State how many lines in the listing contain the word "acknowledgment". Reply with the number alone.

RECORDS FOR THE TASK>
------------------------------------------------
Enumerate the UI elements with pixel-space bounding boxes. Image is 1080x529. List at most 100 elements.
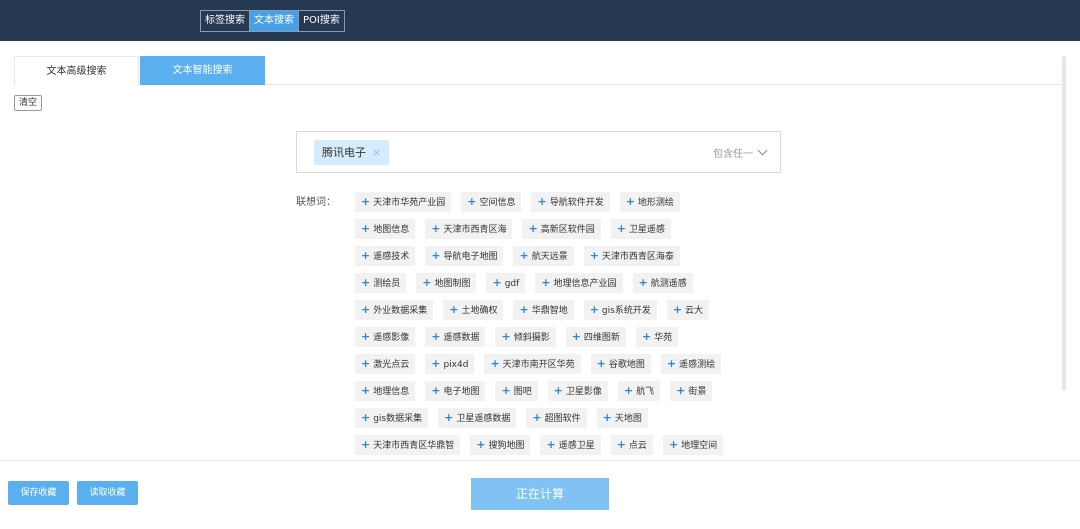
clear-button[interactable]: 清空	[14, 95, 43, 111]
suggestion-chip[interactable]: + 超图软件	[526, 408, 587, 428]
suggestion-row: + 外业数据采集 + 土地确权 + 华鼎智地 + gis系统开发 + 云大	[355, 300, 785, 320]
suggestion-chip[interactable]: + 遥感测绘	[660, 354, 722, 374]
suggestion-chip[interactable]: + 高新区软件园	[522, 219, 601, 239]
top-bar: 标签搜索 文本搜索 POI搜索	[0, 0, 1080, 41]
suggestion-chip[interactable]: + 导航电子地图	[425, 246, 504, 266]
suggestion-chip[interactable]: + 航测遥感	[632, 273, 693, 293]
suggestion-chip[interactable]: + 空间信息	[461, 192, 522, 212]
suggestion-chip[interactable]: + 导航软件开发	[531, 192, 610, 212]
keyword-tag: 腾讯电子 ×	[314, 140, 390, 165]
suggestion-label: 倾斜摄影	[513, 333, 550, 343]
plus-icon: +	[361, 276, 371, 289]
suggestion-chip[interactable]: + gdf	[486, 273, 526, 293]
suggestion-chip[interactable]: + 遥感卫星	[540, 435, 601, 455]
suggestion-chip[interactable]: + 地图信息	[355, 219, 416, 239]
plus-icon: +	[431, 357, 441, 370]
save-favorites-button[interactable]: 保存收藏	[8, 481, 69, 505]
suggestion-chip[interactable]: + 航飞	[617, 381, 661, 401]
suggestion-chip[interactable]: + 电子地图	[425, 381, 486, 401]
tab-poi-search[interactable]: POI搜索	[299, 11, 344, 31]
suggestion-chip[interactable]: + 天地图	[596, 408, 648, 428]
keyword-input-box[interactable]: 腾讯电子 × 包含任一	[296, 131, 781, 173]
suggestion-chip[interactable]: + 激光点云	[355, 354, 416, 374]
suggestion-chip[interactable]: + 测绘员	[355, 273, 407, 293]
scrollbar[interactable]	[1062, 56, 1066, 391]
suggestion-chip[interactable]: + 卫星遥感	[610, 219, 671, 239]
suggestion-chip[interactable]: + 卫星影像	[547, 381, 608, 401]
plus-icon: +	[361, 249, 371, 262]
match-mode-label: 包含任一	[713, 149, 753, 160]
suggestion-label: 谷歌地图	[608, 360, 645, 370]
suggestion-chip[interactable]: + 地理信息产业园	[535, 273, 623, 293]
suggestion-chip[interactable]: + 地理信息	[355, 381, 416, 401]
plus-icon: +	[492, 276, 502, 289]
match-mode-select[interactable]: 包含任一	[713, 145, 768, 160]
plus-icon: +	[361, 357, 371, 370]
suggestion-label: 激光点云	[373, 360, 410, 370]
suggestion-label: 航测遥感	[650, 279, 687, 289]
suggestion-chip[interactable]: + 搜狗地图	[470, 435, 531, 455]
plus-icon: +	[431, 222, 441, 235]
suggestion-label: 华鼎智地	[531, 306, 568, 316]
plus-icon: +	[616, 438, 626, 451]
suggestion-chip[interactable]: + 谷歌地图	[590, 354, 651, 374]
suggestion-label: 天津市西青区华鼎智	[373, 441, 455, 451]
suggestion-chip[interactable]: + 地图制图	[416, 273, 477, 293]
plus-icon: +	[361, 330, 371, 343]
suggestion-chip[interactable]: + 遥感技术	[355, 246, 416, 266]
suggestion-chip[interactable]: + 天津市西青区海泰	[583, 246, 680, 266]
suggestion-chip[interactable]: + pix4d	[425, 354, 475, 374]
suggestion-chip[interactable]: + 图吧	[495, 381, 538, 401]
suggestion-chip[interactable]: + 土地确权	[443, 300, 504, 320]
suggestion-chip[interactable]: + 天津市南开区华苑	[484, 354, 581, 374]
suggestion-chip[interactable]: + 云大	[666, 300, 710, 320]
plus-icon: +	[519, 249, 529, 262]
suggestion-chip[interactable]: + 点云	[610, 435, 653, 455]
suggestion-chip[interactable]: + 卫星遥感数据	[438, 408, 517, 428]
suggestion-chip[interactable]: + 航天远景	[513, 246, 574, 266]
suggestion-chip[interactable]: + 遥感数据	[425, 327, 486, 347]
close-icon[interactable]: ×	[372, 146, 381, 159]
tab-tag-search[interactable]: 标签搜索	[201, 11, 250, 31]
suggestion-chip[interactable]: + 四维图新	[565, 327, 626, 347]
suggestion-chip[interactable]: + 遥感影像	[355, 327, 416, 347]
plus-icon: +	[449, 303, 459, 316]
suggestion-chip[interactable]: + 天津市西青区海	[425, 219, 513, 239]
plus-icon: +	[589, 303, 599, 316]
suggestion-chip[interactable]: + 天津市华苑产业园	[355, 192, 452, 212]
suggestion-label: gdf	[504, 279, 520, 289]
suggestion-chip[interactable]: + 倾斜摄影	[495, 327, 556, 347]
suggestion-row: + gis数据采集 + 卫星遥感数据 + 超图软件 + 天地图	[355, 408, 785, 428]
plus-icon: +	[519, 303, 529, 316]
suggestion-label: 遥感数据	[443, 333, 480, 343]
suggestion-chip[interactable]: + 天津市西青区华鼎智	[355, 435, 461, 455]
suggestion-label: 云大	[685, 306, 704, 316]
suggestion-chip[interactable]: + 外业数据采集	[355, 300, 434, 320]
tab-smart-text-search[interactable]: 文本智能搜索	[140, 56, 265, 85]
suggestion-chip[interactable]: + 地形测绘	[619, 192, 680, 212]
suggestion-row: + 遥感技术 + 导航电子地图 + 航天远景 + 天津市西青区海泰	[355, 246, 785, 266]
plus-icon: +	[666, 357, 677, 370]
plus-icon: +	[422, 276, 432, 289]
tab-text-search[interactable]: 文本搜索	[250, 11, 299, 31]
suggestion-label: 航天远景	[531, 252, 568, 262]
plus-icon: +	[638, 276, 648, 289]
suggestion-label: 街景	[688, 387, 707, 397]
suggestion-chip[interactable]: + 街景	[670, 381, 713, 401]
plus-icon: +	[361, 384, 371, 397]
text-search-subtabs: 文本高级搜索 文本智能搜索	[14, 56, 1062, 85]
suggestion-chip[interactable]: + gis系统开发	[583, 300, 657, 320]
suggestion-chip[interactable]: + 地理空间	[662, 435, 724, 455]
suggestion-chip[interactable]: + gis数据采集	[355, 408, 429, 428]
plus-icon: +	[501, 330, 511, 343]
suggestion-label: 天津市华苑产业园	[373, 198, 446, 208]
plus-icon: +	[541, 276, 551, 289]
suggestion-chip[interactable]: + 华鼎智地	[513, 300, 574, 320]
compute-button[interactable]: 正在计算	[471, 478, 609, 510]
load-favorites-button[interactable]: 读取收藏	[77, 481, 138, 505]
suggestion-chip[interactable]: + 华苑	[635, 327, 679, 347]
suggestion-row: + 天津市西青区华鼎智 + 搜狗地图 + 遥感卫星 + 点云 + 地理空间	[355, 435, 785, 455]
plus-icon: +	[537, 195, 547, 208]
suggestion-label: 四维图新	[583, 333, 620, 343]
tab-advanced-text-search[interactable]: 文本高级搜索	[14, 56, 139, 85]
------------------------------------------------
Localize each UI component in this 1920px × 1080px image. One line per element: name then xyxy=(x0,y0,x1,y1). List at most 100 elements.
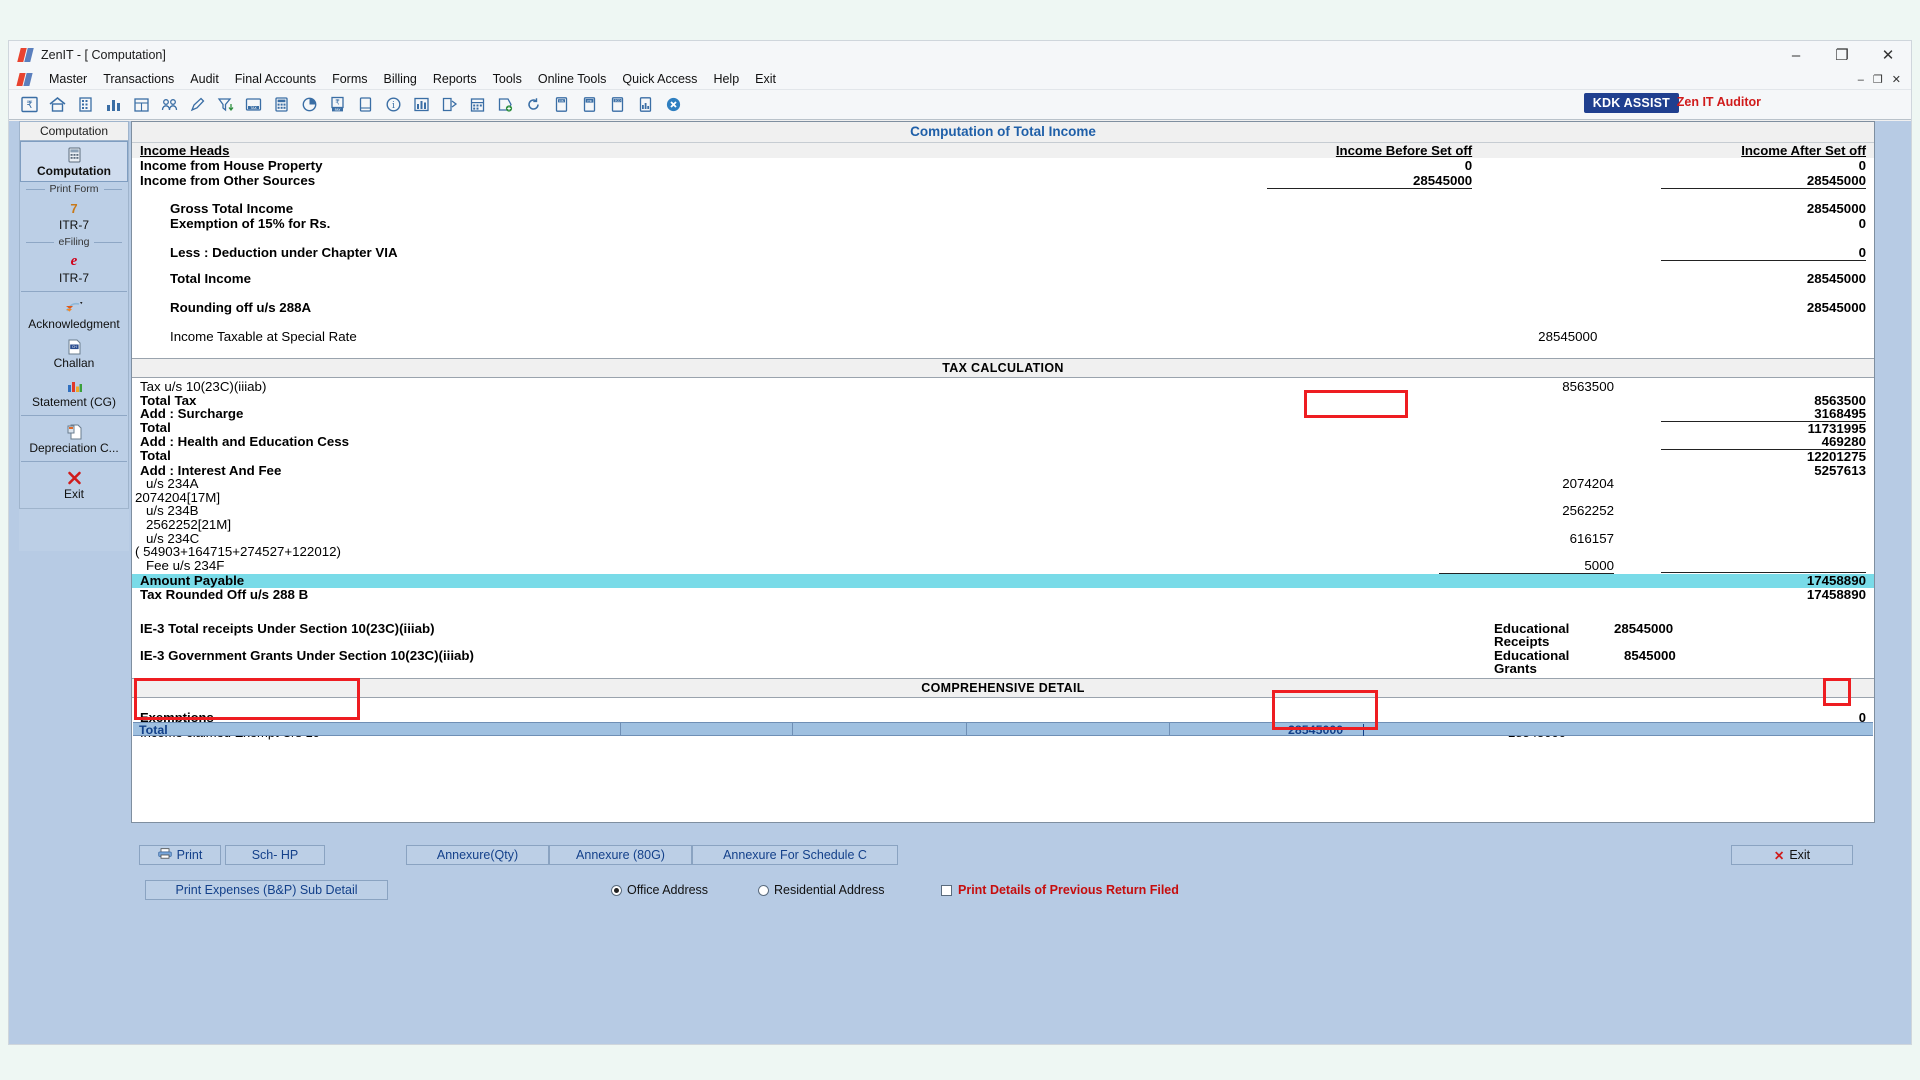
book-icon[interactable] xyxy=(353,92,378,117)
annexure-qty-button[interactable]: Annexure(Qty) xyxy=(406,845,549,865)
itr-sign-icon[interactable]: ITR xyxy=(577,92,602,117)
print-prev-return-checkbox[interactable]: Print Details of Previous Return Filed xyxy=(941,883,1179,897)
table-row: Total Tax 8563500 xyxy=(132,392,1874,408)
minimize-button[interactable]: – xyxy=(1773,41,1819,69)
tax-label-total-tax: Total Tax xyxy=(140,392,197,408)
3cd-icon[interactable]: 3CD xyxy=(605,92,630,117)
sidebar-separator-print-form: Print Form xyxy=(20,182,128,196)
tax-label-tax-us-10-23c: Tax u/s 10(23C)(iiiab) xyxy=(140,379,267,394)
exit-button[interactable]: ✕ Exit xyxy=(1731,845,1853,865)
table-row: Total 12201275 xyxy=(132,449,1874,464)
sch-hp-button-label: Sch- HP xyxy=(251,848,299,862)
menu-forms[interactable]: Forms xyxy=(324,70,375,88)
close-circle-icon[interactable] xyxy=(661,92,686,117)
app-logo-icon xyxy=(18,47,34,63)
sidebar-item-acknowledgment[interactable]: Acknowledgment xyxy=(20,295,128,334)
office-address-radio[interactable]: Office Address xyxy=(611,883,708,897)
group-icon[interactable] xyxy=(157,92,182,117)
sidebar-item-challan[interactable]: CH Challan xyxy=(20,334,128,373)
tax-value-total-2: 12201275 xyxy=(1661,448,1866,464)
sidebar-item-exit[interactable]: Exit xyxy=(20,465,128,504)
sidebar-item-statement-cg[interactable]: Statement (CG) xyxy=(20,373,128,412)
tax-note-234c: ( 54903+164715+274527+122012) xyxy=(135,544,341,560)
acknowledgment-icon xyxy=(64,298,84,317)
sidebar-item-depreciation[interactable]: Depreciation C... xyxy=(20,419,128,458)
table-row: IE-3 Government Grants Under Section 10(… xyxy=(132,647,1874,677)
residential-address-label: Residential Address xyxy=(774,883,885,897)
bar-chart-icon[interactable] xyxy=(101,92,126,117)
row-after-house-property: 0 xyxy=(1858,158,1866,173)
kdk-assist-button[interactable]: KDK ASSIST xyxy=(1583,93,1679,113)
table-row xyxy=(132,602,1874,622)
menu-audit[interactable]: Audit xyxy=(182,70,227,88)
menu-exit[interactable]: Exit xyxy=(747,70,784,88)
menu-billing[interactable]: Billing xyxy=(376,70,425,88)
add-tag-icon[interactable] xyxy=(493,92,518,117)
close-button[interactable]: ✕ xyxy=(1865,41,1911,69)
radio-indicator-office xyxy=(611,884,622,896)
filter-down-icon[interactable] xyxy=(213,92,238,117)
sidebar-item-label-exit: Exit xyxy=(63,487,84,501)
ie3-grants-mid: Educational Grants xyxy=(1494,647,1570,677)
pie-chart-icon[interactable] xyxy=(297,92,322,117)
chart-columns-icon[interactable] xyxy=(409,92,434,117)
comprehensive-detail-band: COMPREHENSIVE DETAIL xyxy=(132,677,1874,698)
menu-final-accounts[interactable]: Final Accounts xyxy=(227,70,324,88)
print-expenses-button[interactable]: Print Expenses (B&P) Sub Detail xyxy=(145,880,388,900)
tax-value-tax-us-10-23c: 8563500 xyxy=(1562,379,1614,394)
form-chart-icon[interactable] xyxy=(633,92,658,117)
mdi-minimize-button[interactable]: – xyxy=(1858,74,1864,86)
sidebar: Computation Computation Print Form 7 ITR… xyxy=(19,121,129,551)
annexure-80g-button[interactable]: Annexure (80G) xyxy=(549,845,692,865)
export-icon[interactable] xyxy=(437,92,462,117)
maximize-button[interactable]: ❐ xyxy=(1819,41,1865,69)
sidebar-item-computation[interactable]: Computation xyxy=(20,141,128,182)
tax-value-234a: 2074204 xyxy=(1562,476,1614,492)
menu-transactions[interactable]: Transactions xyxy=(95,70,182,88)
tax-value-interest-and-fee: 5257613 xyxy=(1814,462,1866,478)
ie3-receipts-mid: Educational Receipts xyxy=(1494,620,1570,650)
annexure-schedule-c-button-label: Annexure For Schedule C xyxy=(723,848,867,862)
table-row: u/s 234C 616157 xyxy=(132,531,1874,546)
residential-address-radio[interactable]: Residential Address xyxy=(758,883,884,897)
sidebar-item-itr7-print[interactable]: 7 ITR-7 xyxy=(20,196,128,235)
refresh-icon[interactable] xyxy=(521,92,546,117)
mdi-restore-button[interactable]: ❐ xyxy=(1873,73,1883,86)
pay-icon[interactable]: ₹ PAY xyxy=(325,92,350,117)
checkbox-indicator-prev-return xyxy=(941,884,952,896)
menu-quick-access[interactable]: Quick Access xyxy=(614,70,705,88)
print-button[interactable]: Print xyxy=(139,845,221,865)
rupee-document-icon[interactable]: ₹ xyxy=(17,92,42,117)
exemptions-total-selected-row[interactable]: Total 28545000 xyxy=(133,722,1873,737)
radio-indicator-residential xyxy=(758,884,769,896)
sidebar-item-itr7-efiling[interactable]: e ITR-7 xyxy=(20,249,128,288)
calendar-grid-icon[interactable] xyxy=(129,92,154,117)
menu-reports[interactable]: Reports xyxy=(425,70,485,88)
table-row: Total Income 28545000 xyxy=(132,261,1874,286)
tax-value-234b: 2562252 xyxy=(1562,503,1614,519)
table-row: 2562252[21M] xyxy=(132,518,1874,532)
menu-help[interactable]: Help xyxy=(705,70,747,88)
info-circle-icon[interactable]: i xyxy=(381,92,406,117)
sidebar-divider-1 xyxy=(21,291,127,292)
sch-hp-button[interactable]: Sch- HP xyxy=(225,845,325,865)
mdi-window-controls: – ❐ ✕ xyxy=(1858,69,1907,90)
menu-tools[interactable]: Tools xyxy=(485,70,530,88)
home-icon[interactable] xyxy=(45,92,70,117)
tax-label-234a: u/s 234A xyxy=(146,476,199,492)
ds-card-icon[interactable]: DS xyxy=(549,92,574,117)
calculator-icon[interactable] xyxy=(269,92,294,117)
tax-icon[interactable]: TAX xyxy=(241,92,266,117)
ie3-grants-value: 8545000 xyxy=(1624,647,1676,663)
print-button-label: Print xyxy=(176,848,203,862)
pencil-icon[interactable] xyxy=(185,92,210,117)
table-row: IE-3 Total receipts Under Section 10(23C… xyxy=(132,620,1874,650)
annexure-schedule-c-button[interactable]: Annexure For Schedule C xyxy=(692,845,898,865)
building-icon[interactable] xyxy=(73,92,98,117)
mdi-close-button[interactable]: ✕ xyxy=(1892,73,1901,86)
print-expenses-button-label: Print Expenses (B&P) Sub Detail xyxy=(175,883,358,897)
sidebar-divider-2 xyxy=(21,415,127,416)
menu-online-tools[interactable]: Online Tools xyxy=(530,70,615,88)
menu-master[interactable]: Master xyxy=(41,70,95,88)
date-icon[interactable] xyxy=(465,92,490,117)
------------------------------------------------
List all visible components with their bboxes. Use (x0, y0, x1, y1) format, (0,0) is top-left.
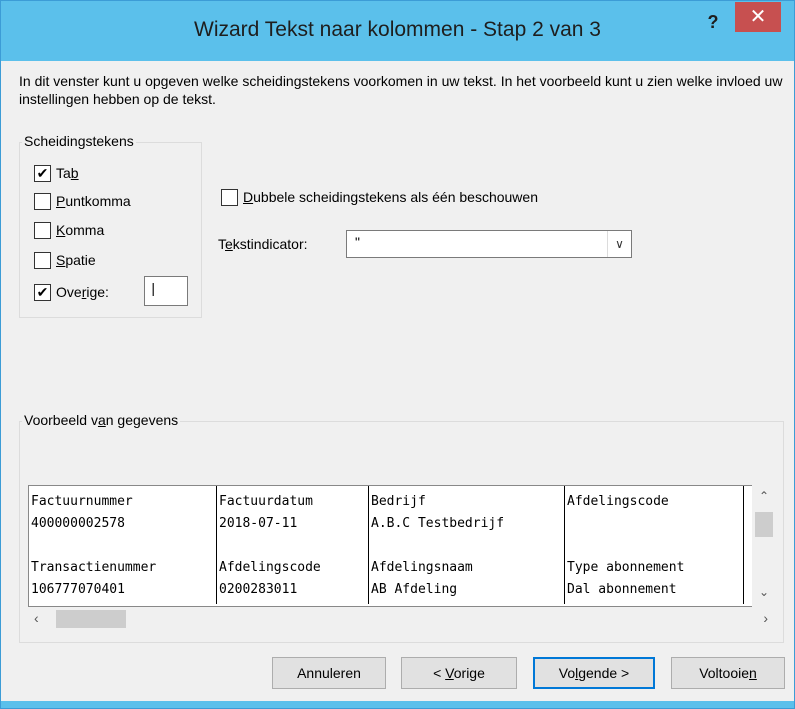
------------------------------------------------
ANSWER TO THIS PROBLEM> 2